Your objective | Count how many lines include "Temperature" and answer with that number only.

**********

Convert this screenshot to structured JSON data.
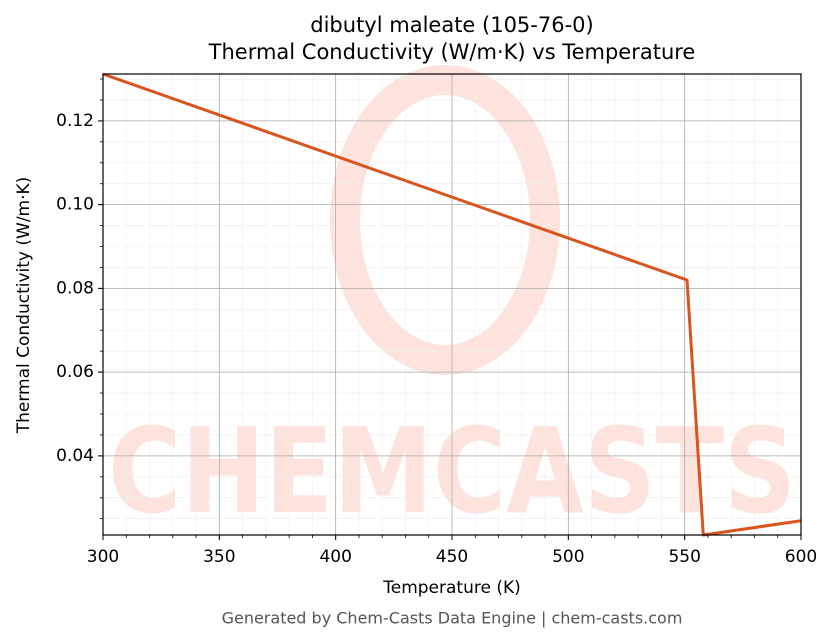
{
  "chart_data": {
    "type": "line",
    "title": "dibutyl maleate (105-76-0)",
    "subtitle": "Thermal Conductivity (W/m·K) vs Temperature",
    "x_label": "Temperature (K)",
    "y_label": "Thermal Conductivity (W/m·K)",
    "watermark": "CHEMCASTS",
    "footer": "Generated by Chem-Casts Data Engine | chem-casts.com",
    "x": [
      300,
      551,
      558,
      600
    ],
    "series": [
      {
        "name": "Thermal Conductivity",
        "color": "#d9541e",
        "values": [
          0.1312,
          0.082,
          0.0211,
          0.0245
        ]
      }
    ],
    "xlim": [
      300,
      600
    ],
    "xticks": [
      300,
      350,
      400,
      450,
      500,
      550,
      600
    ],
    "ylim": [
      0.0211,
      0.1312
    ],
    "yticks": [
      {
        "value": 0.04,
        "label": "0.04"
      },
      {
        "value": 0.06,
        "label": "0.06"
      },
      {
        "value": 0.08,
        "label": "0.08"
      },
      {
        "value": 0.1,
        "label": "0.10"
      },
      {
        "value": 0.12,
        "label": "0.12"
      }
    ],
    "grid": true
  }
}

**********

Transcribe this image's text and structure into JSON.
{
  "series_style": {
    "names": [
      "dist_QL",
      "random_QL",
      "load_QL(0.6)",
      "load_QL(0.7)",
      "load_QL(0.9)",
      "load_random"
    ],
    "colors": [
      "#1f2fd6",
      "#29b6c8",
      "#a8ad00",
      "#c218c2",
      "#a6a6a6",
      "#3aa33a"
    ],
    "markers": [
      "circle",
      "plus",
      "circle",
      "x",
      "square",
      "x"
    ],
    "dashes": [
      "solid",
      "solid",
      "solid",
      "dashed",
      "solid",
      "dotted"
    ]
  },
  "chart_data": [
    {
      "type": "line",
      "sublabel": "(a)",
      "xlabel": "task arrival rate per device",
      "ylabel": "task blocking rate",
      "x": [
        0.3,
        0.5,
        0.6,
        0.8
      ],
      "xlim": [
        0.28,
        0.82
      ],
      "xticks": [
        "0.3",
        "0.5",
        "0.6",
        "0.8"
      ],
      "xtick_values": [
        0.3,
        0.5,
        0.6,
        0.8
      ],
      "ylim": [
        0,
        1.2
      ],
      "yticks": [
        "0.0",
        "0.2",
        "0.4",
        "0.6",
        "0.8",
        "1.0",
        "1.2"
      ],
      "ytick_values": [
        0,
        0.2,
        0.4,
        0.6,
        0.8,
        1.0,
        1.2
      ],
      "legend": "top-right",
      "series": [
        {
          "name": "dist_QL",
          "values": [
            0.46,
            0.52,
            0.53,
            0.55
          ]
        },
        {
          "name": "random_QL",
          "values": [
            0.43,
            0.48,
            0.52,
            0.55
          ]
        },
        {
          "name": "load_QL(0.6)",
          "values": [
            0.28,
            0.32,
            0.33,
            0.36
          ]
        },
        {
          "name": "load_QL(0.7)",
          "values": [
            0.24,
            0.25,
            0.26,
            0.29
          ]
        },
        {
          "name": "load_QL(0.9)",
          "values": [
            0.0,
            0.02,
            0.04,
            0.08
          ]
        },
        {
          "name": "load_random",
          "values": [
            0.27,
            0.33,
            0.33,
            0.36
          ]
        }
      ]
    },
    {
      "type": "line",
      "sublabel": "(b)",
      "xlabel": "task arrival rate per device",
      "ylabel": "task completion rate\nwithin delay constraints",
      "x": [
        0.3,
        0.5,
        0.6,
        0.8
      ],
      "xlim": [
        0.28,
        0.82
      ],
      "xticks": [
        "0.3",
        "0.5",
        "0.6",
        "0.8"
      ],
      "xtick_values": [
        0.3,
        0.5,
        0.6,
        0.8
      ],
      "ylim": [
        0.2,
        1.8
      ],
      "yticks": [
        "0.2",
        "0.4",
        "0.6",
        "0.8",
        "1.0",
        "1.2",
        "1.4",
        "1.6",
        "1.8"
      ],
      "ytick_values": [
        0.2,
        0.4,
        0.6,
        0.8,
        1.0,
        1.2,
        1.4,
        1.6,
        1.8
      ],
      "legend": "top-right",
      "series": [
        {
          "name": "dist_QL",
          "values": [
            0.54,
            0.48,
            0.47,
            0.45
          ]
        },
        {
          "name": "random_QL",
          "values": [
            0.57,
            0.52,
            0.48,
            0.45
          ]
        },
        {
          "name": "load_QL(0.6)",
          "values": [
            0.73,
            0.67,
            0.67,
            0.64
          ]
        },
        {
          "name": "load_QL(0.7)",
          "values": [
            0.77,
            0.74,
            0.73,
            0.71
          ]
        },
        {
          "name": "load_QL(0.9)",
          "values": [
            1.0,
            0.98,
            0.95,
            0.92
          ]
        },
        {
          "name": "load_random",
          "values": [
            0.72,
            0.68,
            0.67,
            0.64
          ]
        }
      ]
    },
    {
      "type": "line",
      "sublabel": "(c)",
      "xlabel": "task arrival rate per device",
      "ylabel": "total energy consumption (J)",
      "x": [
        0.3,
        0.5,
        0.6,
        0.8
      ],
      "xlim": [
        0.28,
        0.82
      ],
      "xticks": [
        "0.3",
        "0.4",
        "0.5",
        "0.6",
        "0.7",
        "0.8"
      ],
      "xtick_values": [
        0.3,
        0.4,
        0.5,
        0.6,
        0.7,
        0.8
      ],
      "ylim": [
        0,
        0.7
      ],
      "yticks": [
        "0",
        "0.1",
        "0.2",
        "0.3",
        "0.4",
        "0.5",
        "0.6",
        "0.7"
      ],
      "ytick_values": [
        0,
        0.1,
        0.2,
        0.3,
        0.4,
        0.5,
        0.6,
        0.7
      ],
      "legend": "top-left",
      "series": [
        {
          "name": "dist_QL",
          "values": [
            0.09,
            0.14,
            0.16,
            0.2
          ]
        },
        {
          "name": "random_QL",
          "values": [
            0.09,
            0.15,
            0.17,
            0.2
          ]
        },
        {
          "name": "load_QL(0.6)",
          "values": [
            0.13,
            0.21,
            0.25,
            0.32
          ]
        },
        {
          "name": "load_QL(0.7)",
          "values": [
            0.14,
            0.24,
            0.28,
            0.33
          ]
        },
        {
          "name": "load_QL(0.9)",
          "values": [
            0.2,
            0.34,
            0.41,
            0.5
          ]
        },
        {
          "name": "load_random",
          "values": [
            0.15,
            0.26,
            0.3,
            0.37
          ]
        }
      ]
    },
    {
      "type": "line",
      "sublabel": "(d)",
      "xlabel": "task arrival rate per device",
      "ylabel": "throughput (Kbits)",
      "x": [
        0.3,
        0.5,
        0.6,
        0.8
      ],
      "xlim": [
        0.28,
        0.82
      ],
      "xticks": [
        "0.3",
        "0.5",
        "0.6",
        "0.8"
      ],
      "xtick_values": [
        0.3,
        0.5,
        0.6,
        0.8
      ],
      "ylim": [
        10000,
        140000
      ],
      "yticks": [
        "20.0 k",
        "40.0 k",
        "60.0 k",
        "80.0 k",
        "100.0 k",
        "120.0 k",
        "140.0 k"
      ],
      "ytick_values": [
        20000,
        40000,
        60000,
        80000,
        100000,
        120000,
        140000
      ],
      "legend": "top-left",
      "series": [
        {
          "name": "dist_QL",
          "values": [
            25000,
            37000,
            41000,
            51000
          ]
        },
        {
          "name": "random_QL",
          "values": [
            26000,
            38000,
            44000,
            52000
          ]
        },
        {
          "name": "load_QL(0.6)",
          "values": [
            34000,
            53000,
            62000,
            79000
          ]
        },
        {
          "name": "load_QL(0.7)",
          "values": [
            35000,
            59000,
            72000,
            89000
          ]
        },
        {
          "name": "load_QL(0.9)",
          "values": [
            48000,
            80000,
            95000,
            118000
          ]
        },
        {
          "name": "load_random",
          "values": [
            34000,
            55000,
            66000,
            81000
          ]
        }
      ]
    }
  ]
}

**********

Final result | 2